___ INPUT MATERIAL
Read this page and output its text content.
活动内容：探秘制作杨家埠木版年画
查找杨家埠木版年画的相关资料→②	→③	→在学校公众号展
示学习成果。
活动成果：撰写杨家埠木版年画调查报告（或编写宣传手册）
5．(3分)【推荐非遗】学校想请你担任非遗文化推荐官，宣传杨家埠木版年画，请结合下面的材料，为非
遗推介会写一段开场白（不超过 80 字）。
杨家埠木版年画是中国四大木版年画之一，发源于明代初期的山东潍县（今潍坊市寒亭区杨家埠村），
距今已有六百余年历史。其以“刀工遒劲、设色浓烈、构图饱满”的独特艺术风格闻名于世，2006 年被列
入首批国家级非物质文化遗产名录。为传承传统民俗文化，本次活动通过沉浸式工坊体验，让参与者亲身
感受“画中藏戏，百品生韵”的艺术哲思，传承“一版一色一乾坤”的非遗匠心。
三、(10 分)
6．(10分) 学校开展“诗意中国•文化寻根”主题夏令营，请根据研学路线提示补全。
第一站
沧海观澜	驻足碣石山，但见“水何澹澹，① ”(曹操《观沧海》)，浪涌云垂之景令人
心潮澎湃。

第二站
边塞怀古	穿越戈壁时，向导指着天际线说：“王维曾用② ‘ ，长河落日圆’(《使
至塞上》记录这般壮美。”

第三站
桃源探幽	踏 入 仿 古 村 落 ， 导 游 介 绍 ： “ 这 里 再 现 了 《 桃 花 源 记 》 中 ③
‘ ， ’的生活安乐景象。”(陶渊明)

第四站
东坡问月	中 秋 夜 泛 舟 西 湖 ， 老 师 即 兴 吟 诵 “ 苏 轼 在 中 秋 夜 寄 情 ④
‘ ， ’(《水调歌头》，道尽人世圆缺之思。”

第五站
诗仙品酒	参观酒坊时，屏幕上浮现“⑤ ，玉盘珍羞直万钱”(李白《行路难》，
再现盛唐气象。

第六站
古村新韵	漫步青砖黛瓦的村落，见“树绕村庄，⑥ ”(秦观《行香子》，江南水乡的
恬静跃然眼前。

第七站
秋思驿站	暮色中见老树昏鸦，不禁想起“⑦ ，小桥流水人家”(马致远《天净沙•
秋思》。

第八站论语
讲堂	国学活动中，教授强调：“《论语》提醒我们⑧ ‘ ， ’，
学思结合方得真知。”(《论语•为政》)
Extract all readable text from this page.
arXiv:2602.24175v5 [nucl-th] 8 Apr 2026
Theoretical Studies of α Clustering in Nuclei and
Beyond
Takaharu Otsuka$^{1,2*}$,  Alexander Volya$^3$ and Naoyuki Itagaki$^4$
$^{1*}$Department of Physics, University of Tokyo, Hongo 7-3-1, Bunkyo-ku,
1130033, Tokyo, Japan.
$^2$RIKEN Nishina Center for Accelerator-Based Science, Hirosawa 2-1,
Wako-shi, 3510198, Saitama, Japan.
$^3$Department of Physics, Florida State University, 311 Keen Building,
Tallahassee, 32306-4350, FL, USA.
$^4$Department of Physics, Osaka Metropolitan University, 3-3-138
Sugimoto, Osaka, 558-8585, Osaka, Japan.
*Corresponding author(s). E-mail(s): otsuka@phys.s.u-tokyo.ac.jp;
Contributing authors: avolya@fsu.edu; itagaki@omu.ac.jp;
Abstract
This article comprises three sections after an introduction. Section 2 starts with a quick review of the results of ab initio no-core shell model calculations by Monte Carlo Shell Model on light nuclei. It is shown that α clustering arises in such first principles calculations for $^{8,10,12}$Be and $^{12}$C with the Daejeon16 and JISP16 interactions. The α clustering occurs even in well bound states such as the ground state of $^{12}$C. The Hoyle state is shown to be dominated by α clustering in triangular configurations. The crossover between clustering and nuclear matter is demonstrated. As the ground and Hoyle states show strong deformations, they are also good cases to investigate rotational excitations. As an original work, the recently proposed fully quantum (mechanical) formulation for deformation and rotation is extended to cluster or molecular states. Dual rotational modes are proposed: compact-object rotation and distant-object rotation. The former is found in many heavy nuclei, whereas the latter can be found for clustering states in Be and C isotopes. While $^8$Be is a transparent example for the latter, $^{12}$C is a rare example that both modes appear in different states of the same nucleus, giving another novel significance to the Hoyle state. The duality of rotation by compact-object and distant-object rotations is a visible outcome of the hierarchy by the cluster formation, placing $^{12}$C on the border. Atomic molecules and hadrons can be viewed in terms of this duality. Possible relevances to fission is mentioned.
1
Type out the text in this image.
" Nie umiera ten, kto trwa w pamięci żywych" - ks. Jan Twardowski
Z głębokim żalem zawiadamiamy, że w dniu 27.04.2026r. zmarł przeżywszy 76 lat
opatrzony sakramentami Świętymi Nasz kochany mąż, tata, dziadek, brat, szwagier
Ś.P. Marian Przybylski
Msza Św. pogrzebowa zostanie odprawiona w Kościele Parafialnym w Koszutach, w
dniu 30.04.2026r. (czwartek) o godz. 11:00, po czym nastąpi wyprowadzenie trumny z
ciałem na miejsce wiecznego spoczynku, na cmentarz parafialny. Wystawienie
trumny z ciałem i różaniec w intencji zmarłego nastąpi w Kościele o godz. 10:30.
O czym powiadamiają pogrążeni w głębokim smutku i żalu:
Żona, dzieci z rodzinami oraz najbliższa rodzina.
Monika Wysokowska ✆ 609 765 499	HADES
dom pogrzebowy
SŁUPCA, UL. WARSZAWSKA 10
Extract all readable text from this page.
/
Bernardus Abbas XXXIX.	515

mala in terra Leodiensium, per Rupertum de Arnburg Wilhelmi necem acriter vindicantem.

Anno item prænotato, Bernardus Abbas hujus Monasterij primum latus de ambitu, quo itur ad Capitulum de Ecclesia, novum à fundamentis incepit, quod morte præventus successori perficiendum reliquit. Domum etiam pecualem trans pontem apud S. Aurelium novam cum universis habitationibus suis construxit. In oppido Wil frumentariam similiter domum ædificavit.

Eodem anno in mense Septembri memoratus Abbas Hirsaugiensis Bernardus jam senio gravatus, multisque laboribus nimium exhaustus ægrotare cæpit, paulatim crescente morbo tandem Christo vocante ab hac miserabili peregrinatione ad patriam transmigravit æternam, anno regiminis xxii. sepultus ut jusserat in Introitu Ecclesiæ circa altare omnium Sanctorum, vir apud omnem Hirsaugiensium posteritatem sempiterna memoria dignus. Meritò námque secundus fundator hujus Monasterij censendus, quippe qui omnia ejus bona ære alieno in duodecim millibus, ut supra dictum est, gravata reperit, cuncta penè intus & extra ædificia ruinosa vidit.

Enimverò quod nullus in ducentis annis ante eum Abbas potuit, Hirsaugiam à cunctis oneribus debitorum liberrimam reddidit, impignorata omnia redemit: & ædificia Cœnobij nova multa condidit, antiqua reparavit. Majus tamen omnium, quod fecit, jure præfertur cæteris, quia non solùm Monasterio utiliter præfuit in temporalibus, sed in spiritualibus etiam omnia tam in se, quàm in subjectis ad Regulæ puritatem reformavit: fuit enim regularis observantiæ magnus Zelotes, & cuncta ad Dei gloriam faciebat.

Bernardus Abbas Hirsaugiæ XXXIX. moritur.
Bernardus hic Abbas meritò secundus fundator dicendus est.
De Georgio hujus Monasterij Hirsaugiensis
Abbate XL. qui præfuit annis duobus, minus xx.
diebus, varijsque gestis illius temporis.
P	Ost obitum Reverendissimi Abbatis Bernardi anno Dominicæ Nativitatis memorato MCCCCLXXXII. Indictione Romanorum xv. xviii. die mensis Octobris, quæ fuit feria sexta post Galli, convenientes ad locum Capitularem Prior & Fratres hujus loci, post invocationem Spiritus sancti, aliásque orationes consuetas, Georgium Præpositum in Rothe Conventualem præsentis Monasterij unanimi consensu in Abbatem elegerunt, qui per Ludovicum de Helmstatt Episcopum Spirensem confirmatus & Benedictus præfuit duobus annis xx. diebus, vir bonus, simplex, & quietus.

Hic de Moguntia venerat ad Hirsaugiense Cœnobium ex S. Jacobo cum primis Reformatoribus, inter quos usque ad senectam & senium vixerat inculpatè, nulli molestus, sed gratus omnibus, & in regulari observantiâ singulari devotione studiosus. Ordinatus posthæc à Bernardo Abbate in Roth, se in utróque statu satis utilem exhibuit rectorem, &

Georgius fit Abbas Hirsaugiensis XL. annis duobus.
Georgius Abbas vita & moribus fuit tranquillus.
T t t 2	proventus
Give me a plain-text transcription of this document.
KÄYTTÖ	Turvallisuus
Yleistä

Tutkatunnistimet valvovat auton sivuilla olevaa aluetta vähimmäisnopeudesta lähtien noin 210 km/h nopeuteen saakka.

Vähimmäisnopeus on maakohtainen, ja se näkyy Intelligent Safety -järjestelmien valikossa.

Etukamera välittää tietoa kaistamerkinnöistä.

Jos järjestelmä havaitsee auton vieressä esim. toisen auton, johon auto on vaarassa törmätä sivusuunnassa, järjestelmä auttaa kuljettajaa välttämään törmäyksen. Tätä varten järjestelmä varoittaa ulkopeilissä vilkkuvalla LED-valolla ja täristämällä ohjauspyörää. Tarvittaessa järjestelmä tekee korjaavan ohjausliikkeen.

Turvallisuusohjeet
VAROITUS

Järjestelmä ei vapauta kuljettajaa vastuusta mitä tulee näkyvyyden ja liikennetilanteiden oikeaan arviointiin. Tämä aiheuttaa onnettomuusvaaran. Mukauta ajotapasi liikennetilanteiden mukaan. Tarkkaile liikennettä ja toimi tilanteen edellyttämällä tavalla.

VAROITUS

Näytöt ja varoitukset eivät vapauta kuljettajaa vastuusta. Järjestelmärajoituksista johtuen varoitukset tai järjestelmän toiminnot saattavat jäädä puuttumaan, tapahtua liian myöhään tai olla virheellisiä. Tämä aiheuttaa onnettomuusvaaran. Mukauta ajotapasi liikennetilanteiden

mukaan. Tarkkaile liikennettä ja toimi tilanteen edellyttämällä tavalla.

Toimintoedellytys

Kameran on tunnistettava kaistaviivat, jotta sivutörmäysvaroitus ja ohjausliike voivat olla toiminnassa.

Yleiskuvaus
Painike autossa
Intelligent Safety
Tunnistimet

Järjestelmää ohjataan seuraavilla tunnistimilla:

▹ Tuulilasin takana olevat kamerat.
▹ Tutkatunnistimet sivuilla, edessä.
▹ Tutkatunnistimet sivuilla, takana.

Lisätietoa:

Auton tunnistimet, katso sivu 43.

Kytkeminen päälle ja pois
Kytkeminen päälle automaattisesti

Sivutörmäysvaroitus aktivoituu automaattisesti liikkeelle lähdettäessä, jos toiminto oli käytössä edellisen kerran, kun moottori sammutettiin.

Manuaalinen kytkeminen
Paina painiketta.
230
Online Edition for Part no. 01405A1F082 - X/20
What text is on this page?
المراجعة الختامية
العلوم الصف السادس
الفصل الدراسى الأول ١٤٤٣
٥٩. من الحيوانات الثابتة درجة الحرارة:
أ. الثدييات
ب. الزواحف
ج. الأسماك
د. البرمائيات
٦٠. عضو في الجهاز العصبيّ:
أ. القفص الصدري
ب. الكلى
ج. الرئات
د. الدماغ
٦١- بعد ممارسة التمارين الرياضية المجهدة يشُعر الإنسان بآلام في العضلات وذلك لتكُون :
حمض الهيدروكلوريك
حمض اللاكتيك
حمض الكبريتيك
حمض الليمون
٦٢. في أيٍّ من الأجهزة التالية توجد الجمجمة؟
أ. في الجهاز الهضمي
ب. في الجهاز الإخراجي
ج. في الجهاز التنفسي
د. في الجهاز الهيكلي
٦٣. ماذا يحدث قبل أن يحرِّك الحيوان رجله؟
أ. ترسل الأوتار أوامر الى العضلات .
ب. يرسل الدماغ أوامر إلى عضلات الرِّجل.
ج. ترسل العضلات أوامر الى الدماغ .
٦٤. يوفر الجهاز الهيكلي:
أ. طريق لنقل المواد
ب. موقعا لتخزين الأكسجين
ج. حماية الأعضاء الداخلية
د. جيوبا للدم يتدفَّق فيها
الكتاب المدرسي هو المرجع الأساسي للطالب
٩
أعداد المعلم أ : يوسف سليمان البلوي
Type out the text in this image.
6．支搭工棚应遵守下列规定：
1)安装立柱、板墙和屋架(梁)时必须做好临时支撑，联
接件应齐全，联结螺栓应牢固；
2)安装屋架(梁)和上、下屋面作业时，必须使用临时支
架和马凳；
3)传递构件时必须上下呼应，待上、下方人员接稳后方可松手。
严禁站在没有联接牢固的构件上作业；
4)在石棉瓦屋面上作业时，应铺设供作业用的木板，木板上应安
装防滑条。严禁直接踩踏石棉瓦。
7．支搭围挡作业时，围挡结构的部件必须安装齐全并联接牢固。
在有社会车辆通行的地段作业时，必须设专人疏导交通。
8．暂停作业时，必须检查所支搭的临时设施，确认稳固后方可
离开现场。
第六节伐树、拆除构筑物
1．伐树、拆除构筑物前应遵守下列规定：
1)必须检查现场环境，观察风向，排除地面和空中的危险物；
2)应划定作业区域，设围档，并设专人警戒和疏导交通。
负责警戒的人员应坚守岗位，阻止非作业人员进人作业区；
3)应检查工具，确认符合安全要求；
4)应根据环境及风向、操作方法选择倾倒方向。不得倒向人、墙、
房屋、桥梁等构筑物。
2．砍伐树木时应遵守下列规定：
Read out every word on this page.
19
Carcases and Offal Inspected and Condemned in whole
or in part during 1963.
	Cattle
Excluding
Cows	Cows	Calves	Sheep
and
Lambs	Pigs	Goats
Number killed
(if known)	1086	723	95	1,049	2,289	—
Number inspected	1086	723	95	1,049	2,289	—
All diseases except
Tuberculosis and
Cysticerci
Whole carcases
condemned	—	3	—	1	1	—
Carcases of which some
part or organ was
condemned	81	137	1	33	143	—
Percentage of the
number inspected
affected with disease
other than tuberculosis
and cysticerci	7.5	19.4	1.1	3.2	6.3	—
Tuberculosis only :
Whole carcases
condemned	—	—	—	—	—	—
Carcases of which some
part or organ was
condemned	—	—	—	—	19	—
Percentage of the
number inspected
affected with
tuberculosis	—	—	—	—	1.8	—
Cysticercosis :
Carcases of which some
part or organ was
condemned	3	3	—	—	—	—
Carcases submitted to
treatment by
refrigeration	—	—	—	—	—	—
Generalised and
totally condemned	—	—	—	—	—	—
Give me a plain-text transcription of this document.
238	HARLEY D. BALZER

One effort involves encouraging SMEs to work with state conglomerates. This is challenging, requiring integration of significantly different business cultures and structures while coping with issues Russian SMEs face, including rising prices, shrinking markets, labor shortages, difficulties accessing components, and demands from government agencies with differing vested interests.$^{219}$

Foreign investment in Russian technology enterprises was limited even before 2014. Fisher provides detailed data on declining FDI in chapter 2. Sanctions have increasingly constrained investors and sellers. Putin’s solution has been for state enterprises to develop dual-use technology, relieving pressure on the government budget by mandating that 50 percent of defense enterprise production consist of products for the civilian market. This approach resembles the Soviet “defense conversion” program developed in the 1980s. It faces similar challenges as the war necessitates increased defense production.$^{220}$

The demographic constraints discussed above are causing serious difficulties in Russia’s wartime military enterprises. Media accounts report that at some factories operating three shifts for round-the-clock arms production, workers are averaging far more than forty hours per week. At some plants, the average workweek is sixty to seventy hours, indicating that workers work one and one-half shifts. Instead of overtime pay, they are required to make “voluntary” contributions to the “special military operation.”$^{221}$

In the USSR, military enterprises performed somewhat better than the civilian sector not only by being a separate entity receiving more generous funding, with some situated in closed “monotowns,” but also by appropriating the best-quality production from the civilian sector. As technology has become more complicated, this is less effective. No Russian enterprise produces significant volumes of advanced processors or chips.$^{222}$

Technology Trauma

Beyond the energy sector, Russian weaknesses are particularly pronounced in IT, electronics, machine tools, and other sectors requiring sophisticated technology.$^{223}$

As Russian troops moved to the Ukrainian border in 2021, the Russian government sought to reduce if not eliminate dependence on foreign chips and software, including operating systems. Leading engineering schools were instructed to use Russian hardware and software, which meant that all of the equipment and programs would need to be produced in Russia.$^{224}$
______
**YOUR OBJECTIVE:**
From the entries above, pull out each line that includes "Intelligent".

**TASK ANSWER:**
Vähimmäisnopeus on maakohtainen, ja se näkyy Intelligent Safety -järjestelmien valikossa.
Intelligent Safety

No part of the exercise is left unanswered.